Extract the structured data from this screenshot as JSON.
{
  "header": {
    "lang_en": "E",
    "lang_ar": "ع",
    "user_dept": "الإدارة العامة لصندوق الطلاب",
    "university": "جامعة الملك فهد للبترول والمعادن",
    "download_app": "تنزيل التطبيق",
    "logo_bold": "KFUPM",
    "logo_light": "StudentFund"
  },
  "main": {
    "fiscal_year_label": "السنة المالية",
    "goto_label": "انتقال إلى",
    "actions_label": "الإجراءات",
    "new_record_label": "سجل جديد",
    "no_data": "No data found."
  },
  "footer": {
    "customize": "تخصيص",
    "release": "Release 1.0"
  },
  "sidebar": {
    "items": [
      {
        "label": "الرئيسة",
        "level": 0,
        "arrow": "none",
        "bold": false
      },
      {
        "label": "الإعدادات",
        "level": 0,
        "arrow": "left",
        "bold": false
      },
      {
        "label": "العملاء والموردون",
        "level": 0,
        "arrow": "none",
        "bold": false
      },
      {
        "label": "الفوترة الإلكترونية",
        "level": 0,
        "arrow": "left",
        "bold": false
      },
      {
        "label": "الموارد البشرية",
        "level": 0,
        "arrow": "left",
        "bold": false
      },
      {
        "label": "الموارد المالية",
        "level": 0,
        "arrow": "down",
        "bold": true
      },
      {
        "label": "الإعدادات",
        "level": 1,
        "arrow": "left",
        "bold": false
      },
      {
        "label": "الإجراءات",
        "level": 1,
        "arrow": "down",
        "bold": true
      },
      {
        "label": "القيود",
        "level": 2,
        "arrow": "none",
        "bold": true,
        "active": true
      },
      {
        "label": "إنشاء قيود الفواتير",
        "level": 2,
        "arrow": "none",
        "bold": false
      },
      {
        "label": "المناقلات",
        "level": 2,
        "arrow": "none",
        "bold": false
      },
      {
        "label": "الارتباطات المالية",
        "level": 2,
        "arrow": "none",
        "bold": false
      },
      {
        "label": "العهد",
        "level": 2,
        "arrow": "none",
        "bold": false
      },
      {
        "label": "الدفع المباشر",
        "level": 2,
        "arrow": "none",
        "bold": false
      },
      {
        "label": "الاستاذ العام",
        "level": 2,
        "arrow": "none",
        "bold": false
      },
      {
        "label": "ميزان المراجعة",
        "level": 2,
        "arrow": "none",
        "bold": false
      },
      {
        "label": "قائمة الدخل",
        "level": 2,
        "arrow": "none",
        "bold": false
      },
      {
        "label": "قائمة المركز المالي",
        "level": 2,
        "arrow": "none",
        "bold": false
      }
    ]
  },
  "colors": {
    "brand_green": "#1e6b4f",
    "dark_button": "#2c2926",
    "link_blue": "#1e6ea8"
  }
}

### Your instructions
Go through the records and gather the lines that hold "الموارد".

### Problem solution
        "label": "الموارد البشرية",
        "label": "الموارد المالية",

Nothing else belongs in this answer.